▶ [Records from a collection]
»»

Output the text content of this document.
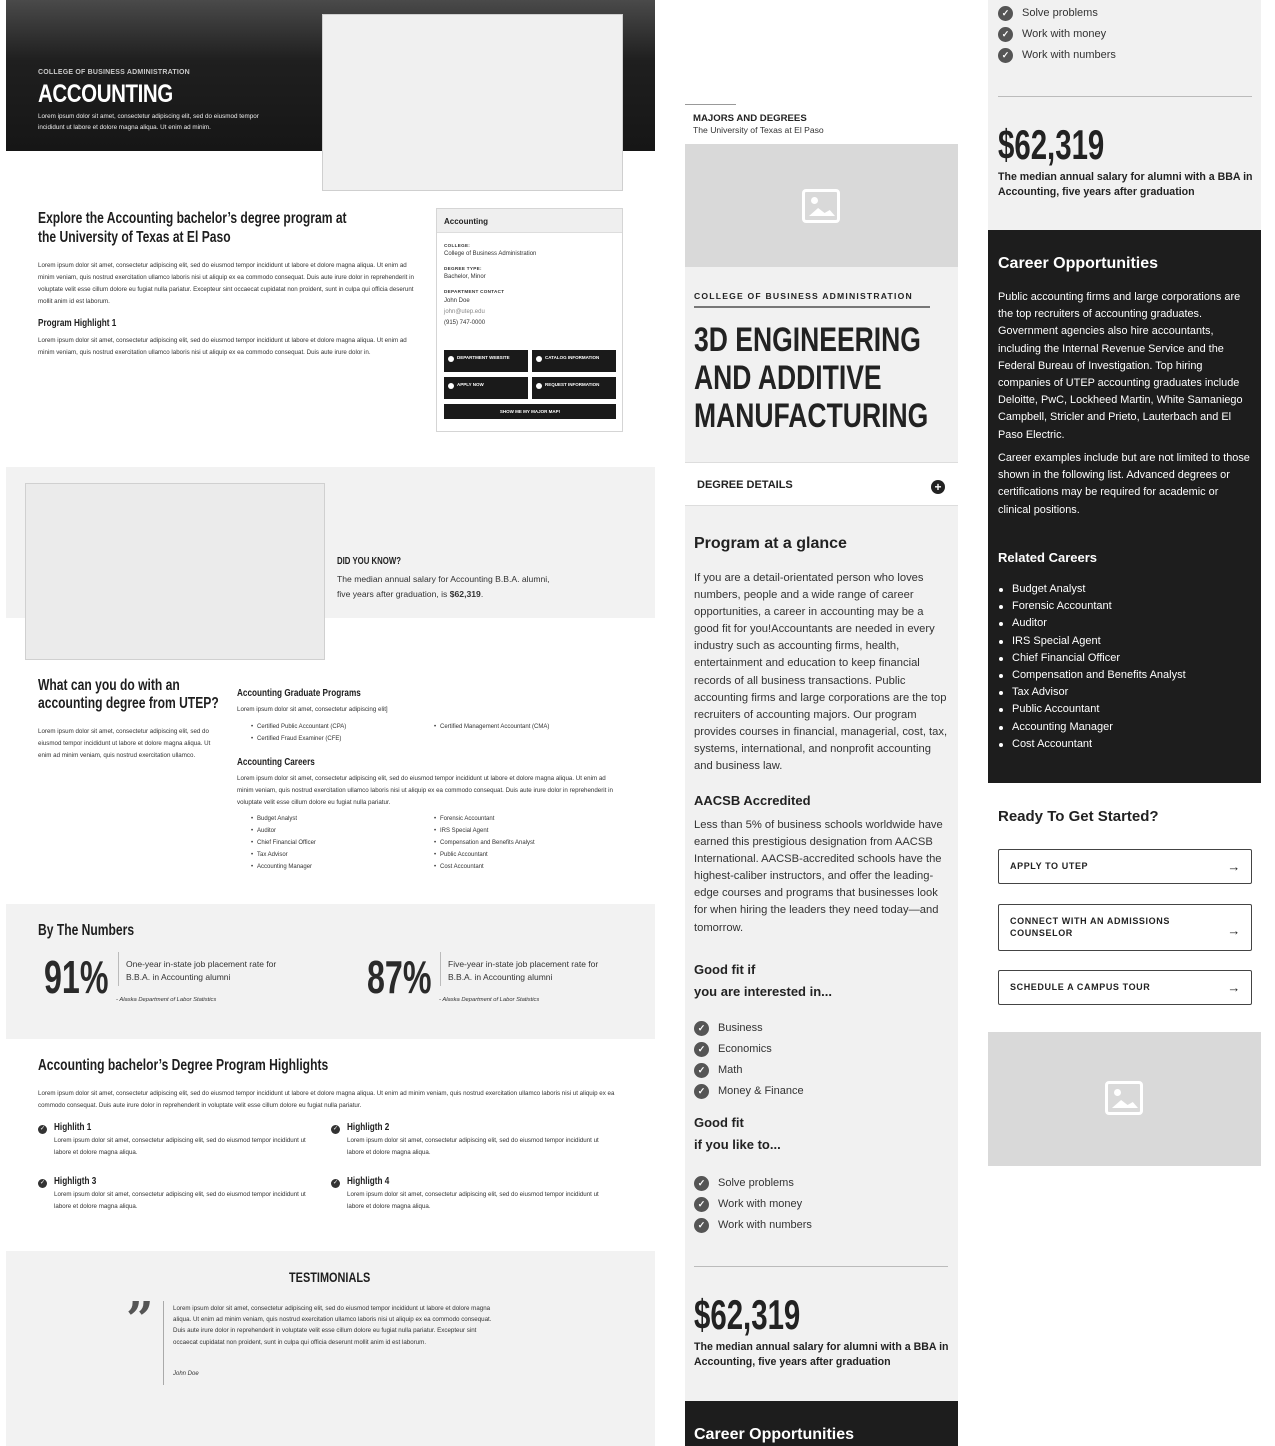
COLLEGE OF BUSINESS ADMINISTRATION
ACCOUNTING

Lorem ipsum dolor sit amet, consectetur adipiscing elit, sed do eiusmod tempor incididunt ut labore et dolore magna aliqua. Ut enim ad minim.

Explore the Accounting bachelor’s degree program at the University of Texas at El Paso

Lorem ipsum dolor sit amet, consectetur adipiscing elit, sed do eiusmod tempor incididunt ut labore et dolore magna aliqua. Ut enim ad minim veniam, quis nostrud exercitation ullamco laboris nisi ut aliquip ex ea commodo consequat. Duis aute irure dolor in reprehenderit in voluptate velit esse cillum dolore eu fugiat nulla pariatur. Excepteur sint occaecat cupidatat non proident, sunt in culpa qui officia deserunt mollit anim id est laborum.

Program Highlight 1

Lorem ipsum dolor sit amet, consectetur adipiscing elit, sed do eiusmod tempor incididunt ut labore et dolore magna aliqua. Ut enim ad minim veniam, quis nostrud exercitation ullamco laboris nisi ut aliquip ex ea commodo consequat. Duis aute irure dolor in.

Accounting
COLLEGE:
College of Business Administration
DEGREE TYPE:
Bachelor, Minor
DEPARTMENT CONTACT
John Doe
john@utep.edu
(915) 747-0000
DEPARTMENT WEBSITE	CATALOG INFORMATION
APPLY NOW	REQUEST INFORMATION
SHOW ME MY MAJOR MAP!
DID YOU KNOW?

The median annual salary for Accounting B.B.A. alumni,
five years after graduation, is $62,319.

What can you do with an accounting degree from UTEP?

Lorem ipsum dolor sit amet, consectetur adipiscing elit, sed do eiusmod tempor incididunt ut labore et dolore magna aliqua. Ut enim ad minim veniam, quis nostrud exercitation ullamco.

Accounting Graduate Programs

Lorem ipsum dolor sit amet, consectetur adipiscing elit]

• Certified Public Accountant (CPA)
• Certified Fraud Examiner (CFE)
• Certified Management Accountant (CMA)
Accounting Careers

Lorem ipsum dolor sit amet, consectetur adipiscing elit, sed do eiusmod tempor incididunt ut labore et dolore magna aliqua. Ut enim ad minim veniam, quis nostrud exercitation ullamco laboris nisi ut aliquip ex ea commodo consequat. Duis aute irure dolor in reprehenderit in voluptate velit esse cillum dolore eu fugiat nulla pariatur.

• Budget Analyst
• Auditor
• Chief Financial Officer
• Tax Advisor
• Accounting Manager
• Forensic Accountant
• IRS Special Agent
• Compensation and Benefits Analyst
• Public Accountant
• Cost Accountant
By The Numbers
91% One-year in-state job placement rate for B.B.A. in Accounting alumni

- Alaska Department of Labor Statistics	87% Five-year in-state job placement rate for B.B.A. in Accounting alumni

- Alaska Department of Labor Statistics
Accounting bachelor’s Degree Program Highlights

Lorem ipsum dolor sit amet, consectetur adipiscing elit, sed do eiusmod tempor incididunt ut labore et dolore magna aliqua. Ut enim ad minim veniam, quis nostrud exercitation ullamco laboris nisi ut aliquip ex ea commodo consequat. Duis aute irure dolor in reprehenderit in voluptate velit esse cillum dolore eu fugiat nulla pariatur.

✓ Highlith 1

Lorem ipsum dolor sit amet, consectetur adipiscing elit, sed do eiusmod tempor incididunt ut labore et dolore magna aliqua.

✓ Highligth 2

Lorem ipsum dolor sit amet, consectetur adipiscing elit, sed do eiusmod tempor incididunt ut labore et dolore magna aliqua.

✓ Highligth 3

Lorem ipsum dolor sit amet, consectetur adipiscing elit, sed do eiusmod tempor incididunt ut labore et dolore magna aliqua.

✓ Highligth 4

Lorem ipsum dolor sit amet, consectetur adipiscing elit, sed do eiusmod tempor incididunt ut labore et dolore magna aliqua.

TESTIMONIALS
”	Lorem ipsum dolor sit amet, consectetur adipiscing elit, sed do eiusmod tempor incididunt ut labore et dolore magna aliqua. Ut enim ad minim veniam, quis nostrud exercitation ullamco laboris nisi ut aliquip ex ea commodo consequat. Duis aute irure dolor in reprehenderit in voluptate velit esse cillum dolore eu fugiat nulla pariatur. Excepteur sint occaecat cupidatat non proident, sunt in culpa qui officia deserunt mollit anim id est laborum.

John Doe
MAJORS AND DEGREES
The University of Texas at El Paso
COLLEGE OF BUSINESS ADMINISTRATION
3D ENGINEERING
AND ADDITIVE
MANUFACTURING
DEGREE DETAILS	+
Program at a glance

If you are a detail-orientated person who loves numbers, people and a wide range of career opportunities, a career in accounting may be a good fit for you!Accountants are needed in every industry such as accounting firms, health, entertainment and education to keep financial records of all business transactions. Public accounting firms and large corporations are the top recruiters of accounting majors. Our program provides courses in financial, managerial, cost, tax, systems, international, and nonprofit accounting and business law.

AACSB Accredited

Less than 5% of business schools worldwide have earned this prestigious designation from AACSB International. AACSB-accredited schools have the highest-caliber instructors, and offer the leading-edge courses and programs that businesses look for when hiring the leaders they need today—and tomorrow.

Good fit if
you are interested in...
✓ Business
✓ Economics
✓ Math
✓ Money & Finance
Good fit
if you like to...
✓ Solve problems
✓ Work with money
✓ Work with numbers
$62,319

The median annual salary for alumni with a BBA in Accounting, five years after graduation

Career Opportunities
✓ Solve problems
✓ Work with money
✓ Work with numbers
$62,319

The median annual salary for alumni with a BBA in Accounting, five years after graduation

Career Opportunities

Public accounting firms and large corporations are the top recruiters of accounting graduates. Government agencies also hire accountants, including the Internal Revenue Service and the Federal Bureau of Investigation. Top hiring companies of UTEP accounting graduates include Deloitte, PwC, Lockheed Martin, White Samaniego Campbell, Stricler and Prieto, Lauterbach and El Paso Electric.

Career examples include but are not limited to those shown in the following list. Advanced degrees or certifications may be required for academic or clinical positions.

Related Careers
Budget Analyst
Forensic Accountant
Auditor
IRS Special Agent
Chief Financial Officer
Compensation and Benefits Analyst
Tax Advisor
Public Accountant
Accounting Manager
Cost Accountant
Ready To Get Started?
APPLY TO UTEP	→
CONNECT WITH AN ADMISSIONS COUNSELOR	→
SCHEDULE A CAMPUS TOUR	→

««

▶ [GIVEN EXERCISE] Set down every entry word for word, but omit the pictures.

▶ [RESPONSE TO THIS EXERCISE]
Output the text content of this document.
COLLEGE OF BUSINESS ADMINISTRATION
ACCOUNTING

Lorem ipsum dolor sit amet, consectetur adipiscing elit, sed do eiusmod tempor incididunt ut labore et dolore magna aliqua. Ut enim ad minim.

Explore the Accounting bachelor’s degree program at the University of Texas at El Paso

Lorem ipsum dolor sit amet, consectetur adipiscing elit, sed do eiusmod tempor incididunt ut labore et dolore magna aliqua. Ut enim ad minim veniam, quis nostrud exercitation ullamco laboris nisi ut aliquip ex ea commodo consequat. Duis aute irure dolor in reprehenderit in voluptate velit esse cillum dolore eu fugiat nulla pariatur. Excepteur sint occaecat cupidatat non proident, sunt in culpa qui officia deserunt mollit anim id est laborum.

Program Highlight 1

Lorem ipsum dolor sit amet, consectetur adipiscing elit, sed do eiusmod tempor incididunt ut labore et dolore magna aliqua. Ut enim ad minim veniam, quis nostrud exercitation ullamco laboris nisi ut aliquip ex ea commodo consequat. Duis aute irure dolor in.

Accounting
COLLEGE:
College of Business Administration
DEGREE TYPE:
Bachelor, Minor
DEPARTMENT CONTACT
John Doe
john@utep.edu
(915) 747-0000
DEPARTMENT WEBSITE	CATALOG INFORMATION
APPLY NOW	REQUEST INFORMATION
SHOW ME MY MAJOR MAP!
DID YOU KNOW?

The median annual salary for Accounting B.B.A. alumni,
five years after graduation, is $62,319.

What can you do with an accounting degree from UTEP?

Lorem ipsum dolor sit amet, consectetur adipiscing elit, sed do eiusmod tempor incididunt ut labore et dolore magna aliqua. Ut enim ad minim veniam, quis nostrud exercitation ullamco.

Accounting Graduate Programs

Lorem ipsum dolor sit amet, consectetur adipiscing elit]

• Certified Public Accountant (CPA)
• Certified Fraud Examiner (CFE)
• Certified Management Accountant (CMA)
Accounting Careers

Lorem ipsum dolor sit amet, consectetur adipiscing elit, sed do eiusmod tempor incididunt ut labore et dolore magna aliqua. Ut enim ad minim veniam, quis nostrud exercitation ullamco laboris nisi ut aliquip ex ea commodo consequat. Duis aute irure dolor in reprehenderit in voluptate velit esse cillum dolore eu fugiat nulla pariatur.

• Budget Analyst
• Auditor
• Chief Financial Officer
• Tax Advisor
• Accounting Manager
• Forensic Accountant
• IRS Special Agent
• Compensation and Benefits Analyst
• Public Accountant
• Cost Accountant
By The Numbers
91% One-year in-state job placement rate for B.B.A. in Accounting alumni

- Alaska Department of Labor Statistics	87% Five-year in-state job placement rate for B.B.A. in Accounting alumni

- Alaska Department of Labor Statistics
Accounting bachelor’s Degree Program Highlights

Lorem ipsum dolor sit amet, consectetur adipiscing elit, sed do eiusmod tempor incididunt ut labore et dolore magna aliqua. Ut enim ad minim veniam, quis nostrud exercitation ullamco laboris nisi ut aliquip ex ea commodo consequat. Duis aute irure dolor in reprehenderit in voluptate velit esse cillum dolore eu fugiat nulla pariatur.

✓ Highlith 1

Lorem ipsum dolor sit amet, consectetur adipiscing elit, sed do eiusmod tempor incididunt ut labore et dolore magna aliqua.

✓ Highligth 2

Lorem ipsum dolor sit amet, consectetur adipiscing elit, sed do eiusmod tempor incididunt ut labore et dolore magna aliqua.

✓ Highligth 3

Lorem ipsum dolor sit amet, consectetur adipiscing elit, sed do eiusmod tempor incididunt ut labore et dolore magna aliqua.

✓ Highligth 4

Lorem ipsum dolor sit amet, consectetur adipiscing elit, sed do eiusmod tempor incididunt ut labore et dolore magna aliqua.

TESTIMONIALS
”	Lorem ipsum dolor sit amet, consectetur adipiscing elit, sed do eiusmod tempor incididunt ut labore et dolore magna aliqua. Ut enim ad minim veniam, quis nostrud exercitation ullamco laboris nisi ut aliquip ex ea commodo consequat. Duis aute irure dolor in reprehenderit in voluptate velit esse cillum dolore eu fugiat nulla pariatur. Excepteur sint occaecat cupidatat non proident, sunt in culpa qui officia deserunt mollit anim id est laborum.

John Doe
MAJORS AND DEGREES
The University of Texas at El Paso
COLLEGE OF BUSINESS ADMINISTRATION
3D ENGINEERING
AND ADDITIVE
MANUFACTURING
DEGREE DETAILS	+
Program at a glance

If you are a detail-orientated person who loves numbers, people and a wide range of career opportunities, a career in accounting may be a good fit for you!Accountants are needed in every industry such as accounting firms, health, entertainment and education to keep financial records of all business transactions. Public accounting firms and large corporations are the top recruiters of accounting majors. Our program provides courses in financial, managerial, cost, tax, systems, international, and nonprofit accounting and business law.

AACSB Accredited

Less than 5% of business schools worldwide have earned this prestigious designation from AACSB International. AACSB-accredited schools have the highest-caliber instructors, and offer the leading-edge courses and programs that businesses look for when hiring the leaders they need today—and tomorrow.

Good fit if
you are interested in...
✓ Business
✓ Economics
✓ Math
✓ Money & Finance
Good fit
if you like to...
✓ Solve problems
✓ Work with money
✓ Work with numbers
$62,319

The median annual salary for alumni with a BBA in Accounting, five years after graduation

Career Opportunities
✓ Solve problems
✓ Work with money
✓ Work with numbers
$62,319

The median annual salary for alumni with a BBA in Accounting, five years after graduation

Career Opportunities

Public accounting firms and large corporations are the top recruiters of accounting graduates. Government agencies also hire accountants, including the Internal Revenue Service and the Federal Bureau of Investigation. Top hiring companies of UTEP accounting graduates include Deloitte, PwC, Lockheed Martin, White Samaniego Campbell, Stricler and Prieto, Lauterbach and El Paso Electric.

Career examples include but are not limited to those shown in the following list. Advanced degrees or certifications may be required for academic or clinical positions.

Related Careers
Budget Analyst
Forensic Accountant
Auditor
IRS Special Agent
Chief Financial Officer
Compensation and Benefits Analyst
Tax Advisor
Public Accountant
Accounting Manager
Cost Accountant
Ready To Get Started?
APPLY TO UTEP	→
CONNECT WITH AN ADMISSIONS COUNSELOR	→
SCHEDULE A CAMPUS TOUR	→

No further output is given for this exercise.